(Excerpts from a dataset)
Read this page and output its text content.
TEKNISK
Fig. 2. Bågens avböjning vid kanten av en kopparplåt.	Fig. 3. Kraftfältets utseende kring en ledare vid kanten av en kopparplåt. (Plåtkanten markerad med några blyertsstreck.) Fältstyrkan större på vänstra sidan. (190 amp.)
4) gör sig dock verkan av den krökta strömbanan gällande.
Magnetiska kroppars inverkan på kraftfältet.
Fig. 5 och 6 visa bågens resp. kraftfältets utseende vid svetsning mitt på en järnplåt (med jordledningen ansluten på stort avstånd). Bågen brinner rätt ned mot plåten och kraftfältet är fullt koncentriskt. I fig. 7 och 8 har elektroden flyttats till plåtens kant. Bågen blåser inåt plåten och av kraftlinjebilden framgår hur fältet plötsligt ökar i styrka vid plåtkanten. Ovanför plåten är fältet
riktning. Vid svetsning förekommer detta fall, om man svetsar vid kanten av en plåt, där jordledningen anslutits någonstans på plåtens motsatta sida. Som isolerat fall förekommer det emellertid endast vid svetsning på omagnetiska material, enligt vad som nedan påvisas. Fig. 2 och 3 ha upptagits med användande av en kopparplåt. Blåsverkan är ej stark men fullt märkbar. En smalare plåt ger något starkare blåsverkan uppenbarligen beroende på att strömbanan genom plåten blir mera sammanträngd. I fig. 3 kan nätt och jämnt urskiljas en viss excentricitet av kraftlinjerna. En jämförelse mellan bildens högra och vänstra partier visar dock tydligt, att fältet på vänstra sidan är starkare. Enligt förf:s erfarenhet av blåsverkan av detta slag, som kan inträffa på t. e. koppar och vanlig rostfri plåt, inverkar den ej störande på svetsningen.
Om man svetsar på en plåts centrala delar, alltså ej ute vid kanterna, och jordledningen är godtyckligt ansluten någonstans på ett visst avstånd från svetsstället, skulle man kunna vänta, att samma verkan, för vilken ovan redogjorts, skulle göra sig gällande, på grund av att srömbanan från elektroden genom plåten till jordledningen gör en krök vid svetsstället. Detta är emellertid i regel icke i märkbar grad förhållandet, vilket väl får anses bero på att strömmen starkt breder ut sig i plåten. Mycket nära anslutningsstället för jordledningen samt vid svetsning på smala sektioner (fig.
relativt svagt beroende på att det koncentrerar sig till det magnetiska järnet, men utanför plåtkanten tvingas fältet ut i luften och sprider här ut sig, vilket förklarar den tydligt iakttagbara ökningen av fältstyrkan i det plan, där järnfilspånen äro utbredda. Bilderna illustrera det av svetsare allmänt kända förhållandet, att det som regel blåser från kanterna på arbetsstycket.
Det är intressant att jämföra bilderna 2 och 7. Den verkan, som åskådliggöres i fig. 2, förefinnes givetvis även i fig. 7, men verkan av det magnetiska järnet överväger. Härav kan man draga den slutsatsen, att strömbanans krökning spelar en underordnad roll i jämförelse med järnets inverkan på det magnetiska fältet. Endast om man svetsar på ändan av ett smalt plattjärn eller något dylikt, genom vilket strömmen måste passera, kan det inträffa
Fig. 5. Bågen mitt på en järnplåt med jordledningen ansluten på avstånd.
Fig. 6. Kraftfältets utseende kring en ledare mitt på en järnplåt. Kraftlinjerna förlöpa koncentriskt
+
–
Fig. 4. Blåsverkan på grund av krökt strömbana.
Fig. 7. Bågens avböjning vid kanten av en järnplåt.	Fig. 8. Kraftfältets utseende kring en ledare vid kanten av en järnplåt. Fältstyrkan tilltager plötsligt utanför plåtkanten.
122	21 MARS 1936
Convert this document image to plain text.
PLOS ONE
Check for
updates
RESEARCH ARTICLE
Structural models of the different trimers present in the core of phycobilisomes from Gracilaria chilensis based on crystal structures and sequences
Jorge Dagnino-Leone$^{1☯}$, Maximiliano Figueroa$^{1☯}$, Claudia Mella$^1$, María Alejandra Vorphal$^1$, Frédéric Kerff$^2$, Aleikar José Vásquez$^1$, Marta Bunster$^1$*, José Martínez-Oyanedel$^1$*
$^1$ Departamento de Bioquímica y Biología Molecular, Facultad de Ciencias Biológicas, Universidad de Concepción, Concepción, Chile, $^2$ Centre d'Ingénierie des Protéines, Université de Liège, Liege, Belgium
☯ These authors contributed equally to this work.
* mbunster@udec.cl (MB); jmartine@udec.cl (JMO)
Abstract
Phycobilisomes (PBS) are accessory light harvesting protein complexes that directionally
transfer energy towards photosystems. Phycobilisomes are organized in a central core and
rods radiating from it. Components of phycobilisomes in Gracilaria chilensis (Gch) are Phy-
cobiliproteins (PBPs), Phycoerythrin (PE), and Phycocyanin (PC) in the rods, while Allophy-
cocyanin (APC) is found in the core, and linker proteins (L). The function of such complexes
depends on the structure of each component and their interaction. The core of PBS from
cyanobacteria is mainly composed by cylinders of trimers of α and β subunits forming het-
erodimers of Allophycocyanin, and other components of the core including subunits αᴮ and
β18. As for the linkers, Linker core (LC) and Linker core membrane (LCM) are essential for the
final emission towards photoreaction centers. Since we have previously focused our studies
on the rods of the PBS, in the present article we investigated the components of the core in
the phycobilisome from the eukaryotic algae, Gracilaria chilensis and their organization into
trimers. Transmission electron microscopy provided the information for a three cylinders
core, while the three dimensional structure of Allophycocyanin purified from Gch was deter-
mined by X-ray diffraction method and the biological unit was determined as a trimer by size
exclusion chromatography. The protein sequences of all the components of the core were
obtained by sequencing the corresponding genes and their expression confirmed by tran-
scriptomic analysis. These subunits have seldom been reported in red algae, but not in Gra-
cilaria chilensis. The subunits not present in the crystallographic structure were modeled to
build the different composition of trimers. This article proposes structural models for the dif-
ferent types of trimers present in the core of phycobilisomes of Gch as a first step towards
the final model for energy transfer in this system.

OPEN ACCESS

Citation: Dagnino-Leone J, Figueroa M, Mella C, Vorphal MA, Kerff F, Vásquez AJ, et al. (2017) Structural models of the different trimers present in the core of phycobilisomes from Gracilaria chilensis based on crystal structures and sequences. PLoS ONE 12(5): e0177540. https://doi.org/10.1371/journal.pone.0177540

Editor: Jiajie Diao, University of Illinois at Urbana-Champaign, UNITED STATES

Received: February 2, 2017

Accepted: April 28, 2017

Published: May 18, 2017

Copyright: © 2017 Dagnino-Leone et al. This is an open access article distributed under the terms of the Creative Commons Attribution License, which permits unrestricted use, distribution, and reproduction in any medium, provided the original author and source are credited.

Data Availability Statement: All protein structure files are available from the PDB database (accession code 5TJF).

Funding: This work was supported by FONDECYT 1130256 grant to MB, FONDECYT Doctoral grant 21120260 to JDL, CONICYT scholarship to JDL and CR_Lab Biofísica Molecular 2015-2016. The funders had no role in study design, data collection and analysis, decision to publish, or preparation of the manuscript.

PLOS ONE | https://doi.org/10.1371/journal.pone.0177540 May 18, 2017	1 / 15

### What is required
When answering, write out each of the lines above exactly as given.

### Worked solution
Read this page and output its text content.
TEKNISK
Fig. 2. Bågens avböjning vid kanten av en kopparplåt.	Fig. 3. Kraftfältets utseende kring en ledare vid kanten av en kopparplåt. (Plåtkanten markerad med några blyertsstreck.) Fältstyrkan större på vänstra sidan. (190 amp.)
4) gör sig dock verkan av den krökta strömbanan gällande.
Magnetiska kroppars inverkan på kraftfältet.
Fig. 5 och 6 visa bågens resp. kraftfältets utseende vid svetsning mitt på en järnplåt (med jordledningen ansluten på stort avstånd). Bågen brinner rätt ned mot plåten och kraftfältet är fullt koncentriskt. I fig. 7 och 8 har elektroden flyttats till plåtens kant. Bågen blåser inåt plåten och av kraftlinjebilden framgår hur fältet plötsligt ökar i styrka vid plåtkanten. Ovanför plåten är fältet
riktning. Vid svetsning förekommer detta fall, om man svetsar vid kanten av en plåt, där jordledningen anslutits någonstans på plåtens motsatta sida. Som isolerat fall förekommer det emellertid endast vid svetsning på omagnetiska material, enligt vad som nedan påvisas. Fig. 2 och 3 ha upptagits med användande av en kopparplåt. Blåsverkan är ej stark men fullt märkbar. En smalare plåt ger något starkare blåsverkan uppenbarligen beroende på att strömbanan genom plåten blir mera sammanträngd. I fig. 3 kan nätt och jämnt urskiljas en viss excentricitet av kraftlinjerna. En jämförelse mellan bildens högra och vänstra partier visar dock tydligt, att fältet på vänstra sidan är starkare. Enligt förf:s erfarenhet av blåsverkan av detta slag, som kan inträffa på t. e. koppar och vanlig rostfri plåt, inverkar den ej störande på svetsningen.
Om man svetsar på en plåts centrala delar, alltså ej ute vid kanterna, och jordledningen är godtyckligt ansluten någonstans på ett visst avstånd från svetsstället, skulle man kunna vänta, att samma verkan, för vilken ovan redogjorts, skulle göra sig gällande, på grund av att srömbanan från elektroden genom plåten till jordledningen gör en krök vid svetsstället. Detta är emellertid i regel icke i märkbar grad förhållandet, vilket väl får anses bero på att strömmen starkt breder ut sig i plåten. Mycket nära anslutningsstället för jordledningen samt vid svetsning på smala sektioner (fig.
relativt svagt beroende på att det koncentrerar sig till det magnetiska järnet, men utanför plåtkanten tvingas fältet ut i luften och sprider här ut sig, vilket förklarar den tydligt iakttagbara ökningen av fältstyrkan i det plan, där järnfilspånen äro utbredda. Bilderna illustrera det av svetsare allmänt kända förhållandet, att det som regel blåser från kanterna på arbetsstycket.
Det är intressant att jämföra bilderna 2 och 7. Den verkan, som åskådliggöres i fig. 2, förefinnes givetvis även i fig. 7, men verkan av det magnetiska järnet överväger. Härav kan man draga den slutsatsen, att strömbanans krökning spelar en underordnad roll i jämförelse med järnets inverkan på det magnetiska fältet. Endast om man svetsar på ändan av ett smalt plattjärn eller något dylikt, genom vilket strömmen måste passera, kan det inträffa
Fig. 5. Bågen mitt på en järnplåt med jordledningen ansluten på avstånd.
Fig. 6. Kraftfältets utseende kring en ledare mitt på en järnplåt. Kraftlinjerna förlöpa koncentriskt
+
–
Fig. 4. Blåsverkan på grund av krökt strömbana.
Fig. 7. Bågens avböjning vid kanten av en järnplåt.	Fig. 8. Kraftfältets utseende kring en ledare vid kanten av en järnplåt. Fältstyrkan tilltager plötsligt utanför plåtkanten.
122	21 MARS 1936
Convert this document image to plain text.
PLOS ONE
Check for
updates
RESEARCH ARTICLE
Structural models of the different trimers present in the core of phycobilisomes from Gracilaria chilensis based on crystal structures and sequences
Jorge Dagnino-Leone$^{1☯}$, Maximiliano Figueroa$^{1☯}$, Claudia Mella$^1$, María Alejandra Vorphal$^1$, Frédéric Kerff$^2$, Aleikar José Vásquez$^1$, Marta Bunster$^1$*, José Martínez-Oyanedel$^1$*
$^1$ Departamento de Bioquímica y Biología Molecular, Facultad de Ciencias Biológicas, Universidad de Concepción, Concepción, Chile, $^2$ Centre d'Ingénierie des Protéines, Université de Liège, Liege, Belgium
☯ These authors contributed equally to this work.
* mbunster@udec.cl (MB); jmartine@udec.cl (JMO)
Abstract
Phycobilisomes (PBS) are accessory light harvesting protein complexes that directionally
transfer energy towards photosystems. Phycobilisomes are organized in a central core and
rods radiating from it. Components of phycobilisomes in Gracilaria chilensis (Gch) are Phy-
cobiliproteins (PBPs), Phycoerythrin (PE), and Phycocyanin (PC) in the rods, while Allophy-
cocyanin (APC) is found in the core, and linker proteins (L). The function of such complexes
depends on the structure of each component and their interaction. The core of PBS from
cyanobacteria is mainly composed by cylinders of trimers of α and β subunits forming het-
erodimers of Allophycocyanin, and other components of the core including subunits αᴮ and
β18. As for the linkers, Linker core (LC) and Linker core membrane (LCM) are essential for the
final emission towards photoreaction centers. Since we have previously focused our studies
on the rods of the PBS, in the present article we investigated the components of the core in
the phycobilisome from the eukaryotic algae, Gracilaria chilensis and their organization into
trimers. Transmission electron microscopy provided the information for a three cylinders
core, while the three dimensional structure of Allophycocyanin purified from Gch was deter-
mined by X-ray diffraction method and the biological unit was determined as a trimer by size
exclusion chromatography. The protein sequences of all the components of the core were
obtained by sequencing the corresponding genes and their expression confirmed by tran-
scriptomic analysis. These subunits have seldom been reported in red algae, but not in Gra-
cilaria chilensis. The subunits not present in the crystallographic structure were modeled to
build the different composition of trimers. This article proposes structural models for the dif-
ferent types of trimers present in the core of phycobilisomes of Gch as a first step towards
the final model for energy transfer in this system.

OPEN ACCESS

Citation: Dagnino-Leone J, Figueroa M, Mella C, Vorphal MA, Kerff F, Vásquez AJ, et al. (2017) Structural models of the different trimers present in the core of phycobilisomes from Gracilaria chilensis based on crystal structures and sequences. PLoS ONE 12(5): e0177540. https://doi.org/10.1371/journal.pone.0177540

Editor: Jiajie Diao, University of Illinois at Urbana-Champaign, UNITED STATES

Received: February 2, 2017

Accepted: April 28, 2017

Published: May 18, 2017

Copyright: © 2017 Dagnino-Leone et al. This is an open access article distributed under the terms of the Creative Commons Attribution License, which permits unrestricted use, distribution, and reproduction in any medium, provided the original author and source are credited.

Data Availability Statement: All protein structure files are available from the PDB database (accession code 5TJF).

Funding: This work was supported by FONDECYT 1130256 grant to MB, FONDECYT Doctoral grant 21120260 to JDL, CONICYT scholarship to JDL and CR_Lab Biofísica Molecular 2015-2016. The funders had no role in study design, data collection and analysis, decision to publish, or preparation of the manuscript.

PLOS ONE | https://doi.org/10.1371/journal.pone.0177540 May 18, 2017	1 / 15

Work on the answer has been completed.